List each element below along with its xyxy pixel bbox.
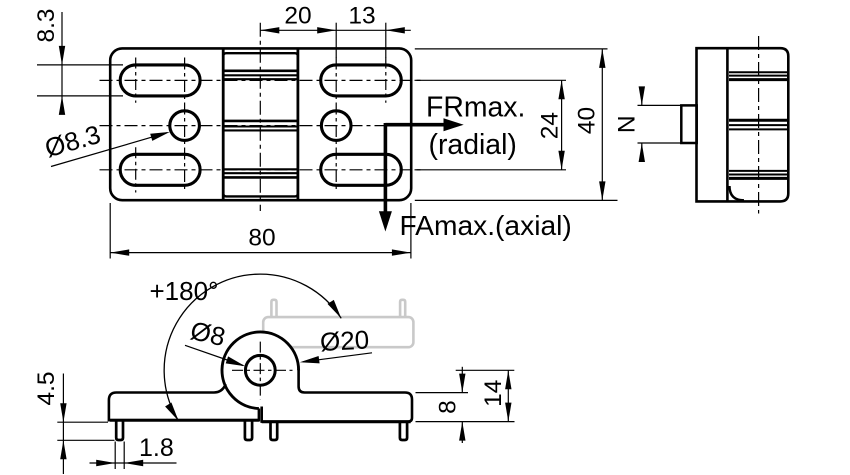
knuckle bottom-left fillet xyxy=(730,186,745,200)
centerlines top view xyxy=(100,23,425,211)
side knuckle lines group2 xyxy=(729,120,787,129)
knuckle division lines group2 xyxy=(224,121,298,130)
side knuckle lines group3 xyxy=(729,171,787,179)
row centerline middle xyxy=(100,125,425,127)
side view outer outline xyxy=(697,48,789,201)
svg-text:14: 14 xyxy=(480,380,507,407)
right leaf bottom edge xyxy=(262,420,411,423)
ghost bar xyxy=(263,317,413,347)
plate vertical centerline xyxy=(259,23,261,211)
inner circle (pin hole) xyxy=(245,355,275,385)
leader Ø8.3 xyxy=(51,133,167,167)
dimension 24 and 40 (right of top view) xyxy=(415,49,618,201)
+180 rotation arc xyxy=(164,274,341,421)
svg-text:8.3: 8.3 xyxy=(33,8,60,42)
left leaf bottom edge xyxy=(110,419,259,422)
dimension 80 (bottom of top view) xyxy=(110,203,411,259)
side knuckle lines group1 xyxy=(729,72,787,79)
svg-text:FAmax.(axial): FAmax.(axial) xyxy=(400,209,572,241)
dimension 14 (pin center height) xyxy=(456,370,515,421)
svg-text:(radial): (radial) xyxy=(429,129,517,161)
hinge knuckle right edge xyxy=(296,49,299,201)
side view leaf/knuckle divider xyxy=(726,48,729,201)
svg-text:24: 24 xyxy=(537,112,564,139)
row centerline bottom xyxy=(100,169,422,171)
dimension N xyxy=(638,88,683,161)
leader Ø8 (pin hole) xyxy=(185,345,243,365)
svg-text:N: N xyxy=(614,115,641,133)
svg-text:8: 8 xyxy=(435,400,462,414)
knuckle division lines group3 xyxy=(224,169,298,177)
knuckle inner top line xyxy=(223,53,298,56)
foot 2 xyxy=(245,422,252,441)
knuckle outer circle arc xyxy=(222,332,299,409)
dimension 4.5 (foot height) xyxy=(57,374,114,475)
foot 1 xyxy=(116,422,123,441)
svg-text:20: 20 xyxy=(284,3,311,30)
left leaf outline xyxy=(109,384,259,420)
slot hole bottom-right xyxy=(321,154,402,185)
hinge knuckle left edge xyxy=(222,49,225,201)
ghost foot 1 (up) xyxy=(271,300,276,318)
pin tab xyxy=(681,105,696,143)
svg-text:+180°: +180° xyxy=(150,276,219,306)
dimension 20 and 13 (top) xyxy=(260,23,411,58)
slot hole top-right xyxy=(321,65,402,96)
dimension 1.8 (foot width) xyxy=(90,442,177,470)
circle hole right xyxy=(321,111,351,141)
force arrow FR (radial) xyxy=(385,123,445,212)
svg-text:FRmax.: FRmax. xyxy=(426,91,525,123)
ghost foot 2 (up) xyxy=(400,300,405,318)
dimension 8.3 (slot width) xyxy=(37,12,123,109)
slot hole bottom-left xyxy=(120,154,200,185)
ghost flipped leaf (rotated +180) xyxy=(263,300,413,347)
plate outline top view xyxy=(110,48,411,200)
foot 4 xyxy=(400,422,407,441)
svg-text:40: 40 xyxy=(574,107,601,134)
foot 3 xyxy=(271,422,278,441)
svg-text:13: 13 xyxy=(348,3,375,30)
right leaf outline xyxy=(262,369,412,422)
svg-text:Ø20: Ø20 xyxy=(319,324,370,357)
row centerline top xyxy=(100,79,422,81)
column centerline x=184.6 xyxy=(184,58,186,193)
circle hole left xyxy=(170,111,200,141)
svg-text:80: 80 xyxy=(248,225,275,252)
knuckle division lines group1 xyxy=(224,71,298,79)
knuckle center crosshair xyxy=(232,369,293,371)
dimension 8 (leaf thickness) xyxy=(416,367,515,443)
knuckle white fill xyxy=(221,331,300,410)
column centerline x=135.7 xyxy=(135,58,137,103)
column centerline x=385.8 xyxy=(385,58,387,103)
side view centerline xyxy=(758,36,760,214)
knuckle inner bottom line xyxy=(223,193,298,196)
slot hole top-left xyxy=(120,65,200,96)
svg-text:1.8: 1.8 xyxy=(139,434,174,462)
column centerline x=336.2 xyxy=(335,58,337,193)
leader Ø20 (knuckle) xyxy=(303,353,372,362)
svg-text:4.5: 4.5 xyxy=(33,371,60,405)
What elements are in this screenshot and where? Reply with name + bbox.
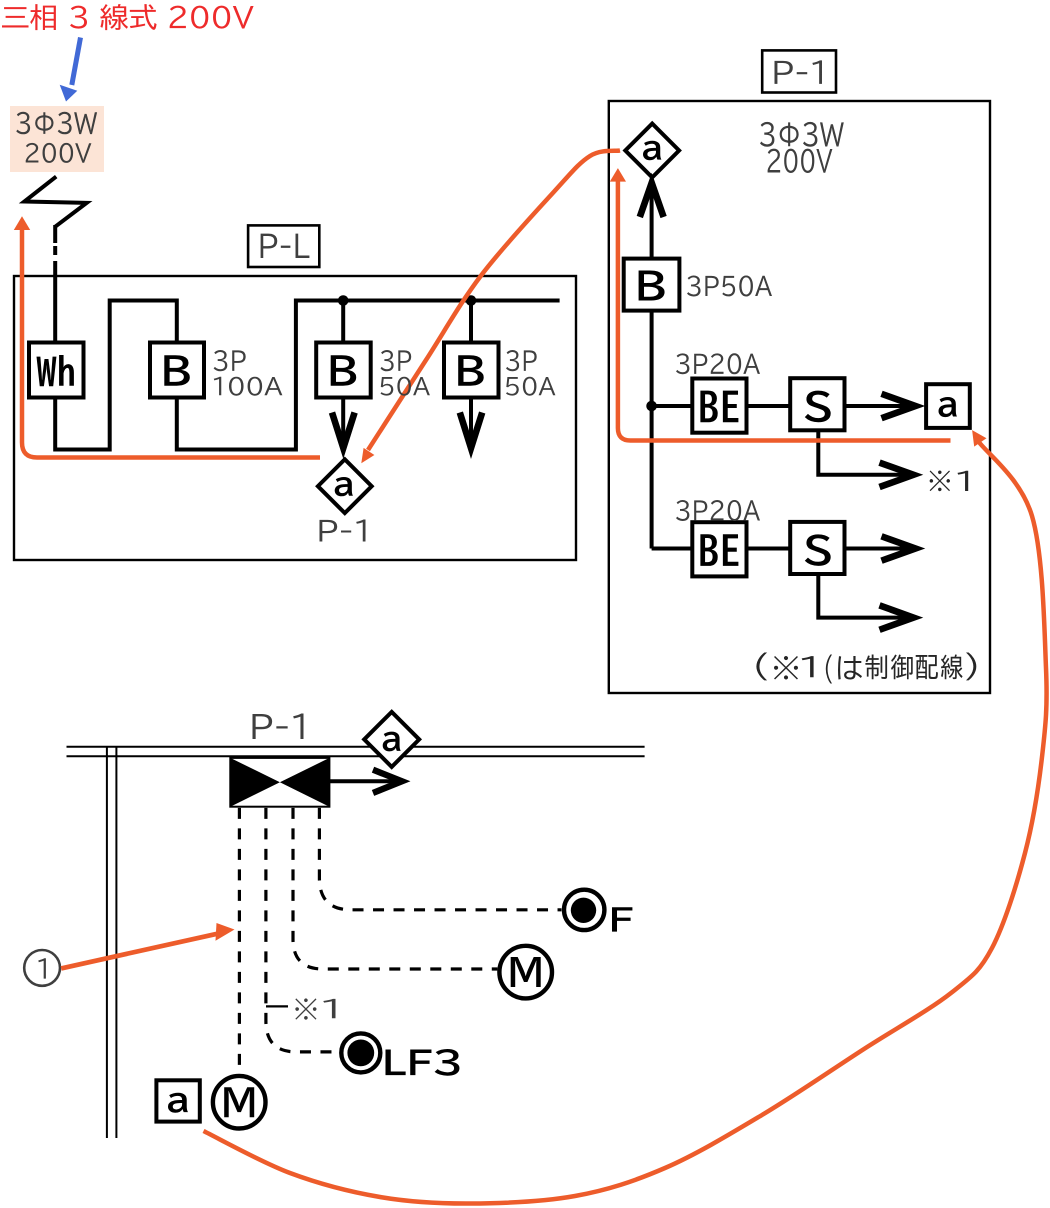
label: 1 of ※1 floor plan <box>323 999 335 1018</box>
label: BE breaker 1 letters <box>700 391 738 423</box>
label: a in floor plan box <box>168 1093 188 1113</box>
label: ※ of ※1 floor plan <box>295 998 316 1019</box>
BE breaker 2 box <box>692 522 746 576</box>
label: note close paren <box>966 652 976 680</box>
breaker B 50A#1 box <box>316 343 371 398</box>
tick for ※1 <box>266 1005 288 1007</box>
feeder arrow down from 50A#2 <box>469 398 473 447</box>
junction dot 1 <box>338 295 349 306</box>
breaker B 50A#2 box <box>444 343 499 398</box>
junction dot branch 1 <box>646 401 657 412</box>
dashed circuit 3 to M <box>293 808 497 969</box>
wire BE1 to S1 <box>747 404 791 408</box>
label: panel name P-1 <box>774 60 821 84</box>
feeder arrow down from 50A#1 <box>341 398 345 447</box>
label: a in small box (P-1) <box>939 397 957 417</box>
label: main breaker B letter (P-1) <box>639 271 665 301</box>
incoming diamond a (P-1) <box>625 124 679 178</box>
label: ※ of ※1 tag (P-1) <box>930 471 950 492</box>
wire Wh to bus loop <box>55 301 177 450</box>
label: 3P50A <box>687 275 772 296</box>
arrow out of S2 <box>845 547 914 551</box>
label: note 御 <box>891 655 913 680</box>
label: a in P-L feeder diamond <box>335 477 353 496</box>
small box a (P-1) <box>926 384 970 428</box>
floor plan wall horizontal double line <box>67 747 645 757</box>
label: 50A #1 <box>381 377 430 396</box>
control wire from S1 down right arrow ※1 <box>818 430 911 475</box>
label: 3Φ3W (P-1) <box>760 122 844 147</box>
blue arrow from red label to service label <box>60 38 81 102</box>
label: breaker B letter (100A) <box>164 355 190 385</box>
wire bus to B 50A#1 <box>341 301 345 343</box>
label: LF3 <box>385 1049 459 1076</box>
wire main breaker down to branches <box>650 311 654 549</box>
label: note は <box>838 656 862 679</box>
label: 200V (P-1) <box>768 149 833 173</box>
label: F fan motor <box>612 907 632 931</box>
outlet symbol LF3 (circle with dot) <box>341 1033 380 1072</box>
motor symbol M bottom <box>213 1076 266 1129</box>
main breaker B box (P-1) <box>624 259 680 311</box>
label: 3P20A branch 2 <box>676 500 760 521</box>
label: 1 of ※1 tag (P-1) <box>957 471 968 491</box>
motor symbol M right <box>499 946 552 999</box>
label: BE breaker 2 letters <box>700 534 738 566</box>
P-1 panel label box <box>762 50 836 92</box>
wire bus to B 50A#2 <box>469 301 473 343</box>
Wh meter box <box>29 343 84 398</box>
floor plan diamond a on wall <box>364 712 419 767</box>
label: 3P (100A breaker) <box>214 350 246 371</box>
label: breaker B letter (50A #2) <box>458 355 484 385</box>
P-1 panel outline <box>609 101 990 693</box>
switch S2 box <box>790 522 844 574</box>
label: M motor right <box>511 957 541 987</box>
label: M motor bottom <box>224 1087 254 1117</box>
label: 3Φ3W (service) <box>16 112 97 135</box>
label: 1 in circled-one <box>38 958 46 978</box>
label: note ※ <box>774 656 798 680</box>
dashed circuit 4 to F <box>319 808 561 910</box>
wire junction to BE2 <box>652 547 693 551</box>
label: note open paren <box>756 652 767 680</box>
orange big curve from floor a-box to P-1 outlet a <box>204 430 1047 1203</box>
outlet symbol F (circle with dot) <box>564 890 604 930</box>
label: 200V (service) <box>26 143 92 163</box>
label: 3P (50A #1) <box>381 350 412 371</box>
distribution board symbol (filled bowtie rect) <box>230 758 329 807</box>
switch S1 box <box>790 378 844 430</box>
label: note 1 <box>802 656 814 677</box>
feeder diamond a (P-L) <box>318 459 372 513</box>
floor plan wall vertical double line <box>107 747 117 1138</box>
pink highlight box 3Φ3W 200V <box>10 106 104 172</box>
orange up arrow inside P-1 <box>610 168 951 440</box>
junction dot 2 <box>466 295 477 306</box>
label: service type red text 三相3線式200V <box>2 4 254 30</box>
label: 3P (50A #2) <box>506 350 537 371</box>
label: a in floor plan diamond <box>383 732 401 752</box>
orange arrow callout 1 to dashed line <box>61 923 235 971</box>
label: P-1 floor plan <box>253 713 304 739</box>
control wire from S2 down right arrow <box>818 574 911 618</box>
BE breaker 1 box <box>692 379 746 433</box>
service entry zigzag symbol <box>24 177 86 227</box>
wire BE2 to S2 <box>747 547 791 551</box>
floor plan small box a <box>156 1080 199 1121</box>
P-L panel label box <box>248 225 319 267</box>
service drop dash-dot line <box>53 225 57 343</box>
label: note 制 <box>865 655 887 680</box>
label: note 線 <box>941 654 963 679</box>
label: breaker B letter (50A #1) <box>331 355 357 385</box>
label: note 配 <box>916 655 938 679</box>
dashed circuit 2 to LF3 <box>266 808 339 1052</box>
label: note small paren <box>826 654 832 683</box>
label: panel name P-L <box>261 234 310 258</box>
wire junction to BE1 <box>652 404 693 408</box>
label: 3P20A branch 1 <box>676 353 760 374</box>
label: S switch 2 letter <box>805 534 831 566</box>
wire B100A to bus <box>177 301 560 450</box>
breaker B 100A box <box>150 343 204 398</box>
label: 100A <box>214 377 283 396</box>
orange feeder line up-arrow left of P-L <box>14 216 320 457</box>
label: S switch 1 letter <box>805 391 831 423</box>
arrow up from main breaker to diamond <box>650 184 654 259</box>
label: P-1 under diamond <box>320 519 366 541</box>
dashed circuit 1 to M bottom <box>238 808 241 1074</box>
orange curve P-1 diamond to P-L diamond <box>361 151 620 464</box>
circled 1 callout <box>24 950 60 986</box>
label: 50A #2 <box>506 377 555 396</box>
arrow right from distribution board <box>329 779 400 783</box>
label: Wh meter letters <box>37 355 74 386</box>
arrow S1 to outlet a <box>845 404 914 408</box>
P-L panel outline <box>14 276 576 560</box>
label: a in P-1 incoming diamond <box>643 141 661 160</box>
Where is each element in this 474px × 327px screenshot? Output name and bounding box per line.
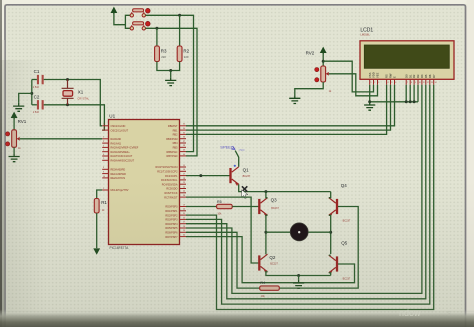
svg-text:5: 5: [391, 82, 392, 84]
mouse cursor: [242, 186, 248, 198]
pic U1 body: [109, 120, 180, 245]
svg-text:6: 6: [103, 154, 104, 156]
wire Q4 emitter to Q5: [329, 215, 331, 254]
wire C2 left: [32, 104, 37, 106]
svg-text:D6: D6: [428, 74, 432, 78]
window top margin: [0, 0, 474, 4]
wire power to VDD: [323, 61, 373, 92]
svg-text:RB4: RB4: [173, 142, 178, 145]
wire motor right: [307, 231, 331, 233]
svg-text:220: 220: [161, 55, 166, 59]
junction: [178, 14, 181, 17]
power terminal RV2: [320, 47, 327, 55]
wire RV1 wiper to RA0: [20, 138, 103, 140]
wire D7 to RD7: [186, 85, 434, 310]
svg-text:7: 7: [103, 158, 104, 160]
wire motor left: [266, 231, 291, 233]
op U1 label: [109, 113, 115, 118]
node SPEED label: [220, 144, 245, 167]
ground RV1: [9, 153, 20, 161]
wire Q3 base (R5 net): [186, 206, 217, 208]
wire RV2 wiper to VEE: [329, 74, 378, 96]
wire to ground: [19, 93, 32, 103]
ground R3R2: [165, 77, 176, 85]
svg-text:RB0/INT: RB0/INT: [168, 125, 178, 128]
wire D3 down: [417, 85, 419, 102]
svg-text:VSS: VSS: [368, 72, 372, 78]
junction: [199, 174, 202, 177]
svg-text:OSC2/CLKOUT: OSC2/CLKOUT: [111, 129, 129, 132]
push button 1: [130, 8, 150, 17]
junction: [413, 100, 416, 103]
svg-text:BC237: BC237: [243, 175, 251, 178]
svg-text:RC1/T1OSI/CCP2: RC1/T1OSI/CCP2: [157, 171, 178, 174]
svg-text:RB3/PGM: RB3/PGM: [166, 138, 177, 141]
wire: [13, 147, 15, 153]
svg-text:RS: RS: [385, 74, 389, 78]
wire R2 top: [179, 15, 181, 46]
wire Q2 emitter: [266, 272, 331, 276]
wire R1 bottom: [96, 213, 98, 248]
transistor Q1: [231, 167, 251, 186]
svg-text:VDD: VDD: [372, 72, 376, 78]
svg-text:RB7/PGD: RB7/PGD: [167, 155, 178, 158]
resistor R4: [260, 281, 280, 298]
resistor R5: [217, 200, 233, 215]
svg-text:s: s: [447, 309, 451, 318]
svg-text:OSC1/CLKIN: OSC1/CLKIN: [111, 125, 126, 128]
wire Q3 emitter to Q2: [266, 215, 268, 254]
wire: [322, 53, 324, 66]
wire Q3 collector: [266, 192, 268, 198]
svg-text:D3: D3: [416, 74, 420, 78]
lcd label: [360, 27, 373, 36]
junction: [264, 231, 267, 234]
svg-text:2: 2: [103, 137, 104, 139]
crystal X1: [62, 80, 90, 105]
wire cap bus: [31, 80, 33, 105]
svg-text:RC2/CCP1: RC2/CCP1: [165, 175, 178, 178]
power terminal (top): [111, 7, 118, 15]
junction: [66, 78, 69, 81]
svg-text:E: E: [393, 76, 397, 78]
svg-text:RB1: RB1: [173, 129, 178, 132]
wire E to RB0: [186, 85, 395, 126]
svg-text:3: 3: [103, 141, 104, 143]
svg-text:6: 6: [395, 82, 396, 84]
svg-text:RA5/AN4/SS/C2OUT: RA5/AN4/SS/C2OUT: [111, 160, 135, 163]
transistor Q4: [329, 183, 351, 223]
wire VSS down: [369, 85, 371, 102]
pot RV2: [306, 50, 332, 92]
junction: [368, 100, 371, 103]
wire RD6 to R4: [186, 232, 260, 288]
wire RS to RB2: [186, 85, 387, 135]
svg-text:D7: D7: [432, 74, 436, 78]
wire D4 to RD4: [186, 85, 422, 294]
wire C1 left: [32, 79, 37, 81]
junction: [322, 60, 325, 63]
svg-text:D1: D1: [408, 74, 412, 78]
wire Q4 collector: [329, 192, 331, 198]
wire Q5 collector: [329, 254, 331, 256]
junction: [329, 231, 332, 234]
svg-text:RE1/AN6/WR: RE1/AN6/WR: [111, 173, 126, 176]
junction: [66, 103, 69, 106]
svg-text:40: 40: [183, 154, 185, 156]
svg-text:39: 39: [183, 150, 185, 152]
junction: [405, 100, 408, 103]
wire R3 top: [156, 28, 158, 46]
wire R3/R2 bottoms: [157, 62, 180, 71]
svg-text:RA1/AN1: RA1/AN1: [111, 142, 122, 145]
resistor R3: [155, 46, 167, 62]
svg-text:RA0/AN0: RA0/AN0: [111, 138, 122, 141]
lcd pins: [368, 72, 437, 85]
svg-text:33: 33: [183, 124, 185, 126]
lcd screen: [364, 45, 449, 68]
ground arrow below R1: [93, 248, 100, 254]
transistor Q3: [259, 198, 279, 217]
wire RW to RB1: [186, 85, 391, 130]
wire D5 to RD5: [186, 85, 426, 299]
junction: [409, 100, 412, 103]
motor: [290, 223, 308, 241]
svg-text:VEE: VEE: [376, 72, 380, 78]
svg-text:13: 13: [103, 124, 105, 126]
svg-text:36: 36: [183, 137, 185, 139]
svg-text:15: 15: [183, 165, 185, 167]
transistor Q2: [259, 254, 278, 273]
wire: [13, 118, 15, 130]
svg-text:RV2: RV2: [306, 50, 315, 55]
svg-text:8: 8: [411, 82, 412, 84]
svg-text:3: 3: [378, 82, 379, 84]
svg-text:R3: R3: [161, 48, 167, 53]
push button 2: [130, 21, 150, 30]
svg-text:18: 18: [183, 178, 185, 180]
svg-text:12: 12: [427, 82, 429, 84]
svg-text:RA4/T0CKI/C1OUT: RA4/T0CKI/C1OUT: [111, 155, 133, 158]
svg-text:LCD1: LCD1: [360, 27, 373, 33]
capacitor C2: [33, 95, 44, 115]
wire R5 to Q3: [232, 206, 258, 208]
junction: [297, 274, 300, 277]
svg-text:37: 37: [183, 141, 185, 143]
pic left pins: [102, 124, 139, 193]
wire ground stub: [170, 71, 172, 78]
svg-text:U1: U1: [109, 113, 115, 118]
svg-text:D0: D0: [404, 74, 408, 78]
svg-text:10: 10: [419, 82, 421, 84]
svg-text:X1: X1: [78, 90, 84, 95]
svg-text:CRYSTAL: CRYSTAL: [77, 97, 89, 101]
wire Q1 emitter: [239, 184, 331, 191]
watermark: [399, 308, 451, 318]
wire RV2 bottom: [295, 82, 323, 95]
svg-text:RW: RW: [389, 73, 393, 78]
svg-text:LM016L: LM016L: [360, 33, 370, 37]
wire: [125, 25, 130, 29]
svg-text:35: 35: [183, 132, 185, 134]
junction: [30, 92, 33, 95]
svg-text:34: 34: [183, 128, 185, 130]
svg-text:RE0/AN5/RD: RE0/AN5/RD: [111, 169, 126, 172]
svg-text:14: 14: [435, 82, 437, 84]
svg-text:Q1: Q1: [243, 168, 250, 173]
wire C2 to OSC2: [44, 105, 105, 130]
svg-text:7: 7: [407, 82, 408, 84]
svg-text:17: 17: [183, 174, 185, 176]
svg-text:RA3/AN3/VREF+: RA3/AN3/VREF+: [111, 151, 131, 154]
wire Q4 base: [279, 207, 358, 289]
svg-text:RB5: RB5: [173, 147, 178, 150]
wire: [114, 13, 130, 25]
svg-text:9: 9: [415, 82, 416, 84]
svg-text:RA2/AN2/VREF-/CVREF: RA2/AN2/VREF-/CVREF: [111, 147, 139, 150]
svg-text:=500: =500: [239, 148, 245, 152]
left screen edge: [0, 0, 4, 327]
wire D6 to RD6: [186, 85, 430, 304]
svg-text:RE2/AN7/CS: RE2/AN7/CS: [111, 177, 126, 180]
svg-text:D2: D2: [412, 74, 416, 78]
svg-text:D4: D4: [420, 74, 424, 78]
junction: [264, 190, 267, 193]
bottom dark strip: [0, 310, 474, 327]
wire C1 to OSC1: [44, 80, 102, 126]
svg-text:13: 13: [431, 82, 433, 84]
junction: [155, 27, 158, 30]
power terminal RV1: [11, 112, 18, 120]
transistor Q5: [329, 241, 351, 281]
svg-text:4: 4: [387, 82, 388, 84]
wire D0 down: [405, 85, 407, 102]
wire Q1 base from RC4: [186, 175, 230, 177]
svg-text:RB2: RB2: [173, 134, 178, 137]
junction: [169, 69, 172, 72]
svg-text:5: 5: [103, 150, 104, 152]
wire Q5 emitter: [329, 273, 331, 276]
ground H-bridge: [293, 280, 304, 288]
wire D2 down: [413, 85, 415, 102]
resistor R2: [177, 46, 189, 62]
vignette: [0, 60, 474, 320]
svg-text:1: 1: [371, 82, 372, 84]
svg-text:11: 11: [423, 82, 425, 84]
wire D1 down: [409, 85, 411, 102]
pic right pins: [156, 124, 186, 239]
svg-text:ndow: ndow: [399, 308, 421, 318]
svg-text:4: 4: [103, 145, 104, 147]
wire Q2 base from RC7: [186, 197, 258, 263]
svg-text:D5: D5: [424, 74, 428, 78]
wire MCLR: [97, 190, 103, 199]
svg-text:RC0/T1OSO/T1CKI: RC0/T1OSO/T1CKI: [156, 166, 178, 169]
pic U1 part name: [110, 246, 130, 250]
svg-text:10: 10: [103, 176, 105, 178]
ground RV2: [289, 95, 300, 103]
capacitor C1: [33, 69, 44, 89]
svg-text:RB6/PGC: RB6/PGC: [167, 151, 178, 154]
svg-text:16: 16: [183, 169, 185, 171]
pot RV1: [6, 119, 27, 150]
wire ground bus: [370, 101, 418, 103]
wire button1 to RB6: [146, 15, 194, 151]
wire Q5 base from RD7: [186, 237, 355, 283]
svg-text:R2: R2: [183, 48, 189, 53]
svg-text:14: 14: [103, 128, 105, 130]
ground LCD: [364, 102, 375, 110]
resistor R1: [94, 199, 107, 214]
svg-text:38: 38: [183, 145, 185, 147]
wire Q1 collector up: [235, 151, 239, 167]
svg-text:220: 220: [184, 55, 189, 59]
svg-text:8: 8: [103, 167, 104, 169]
wire: [298, 276, 300, 280]
lcd LCD1 body: [360, 41, 454, 80]
svg-text:9: 9: [103, 172, 104, 174]
wire button2 to RB7: [146, 28, 198, 156]
svg-text:2: 2: [374, 82, 375, 84]
ground C1C2: [13, 103, 24, 111]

● ● ● ● ●

Task → Rewrite the items as a JSON list of strings, one string per line and no blank lines, starting with the line with "knuckle bottom-left fillet" and going on through the line with "ghost bar xyxy=(263,317,413,347)".

Solved exercise →
[
  "knuckle bottom-left fillet xyxy=(730,186,745,200)",
  "centerlines top view xyxy=(100,23,425,211)",
  "side knuckle lines group2 xyxy=(729,120,787,129)",
  "knuckle division lines group2 xyxy=(224,121,298,130)",
  "side knuckle lines group3 xyxy=(729,171,787,179)",
  "row centerline middle xyxy=(100,125,425,127)",
  "side view outer outline xyxy=(697,48,789,201)",
  "svg-text:14: 14 xyxy=(480,380,507,407)",
  "right leaf bottom edge xyxy=(262,420,411,423)",
  "ghost bar xyxy=(263,317,413,347)"
]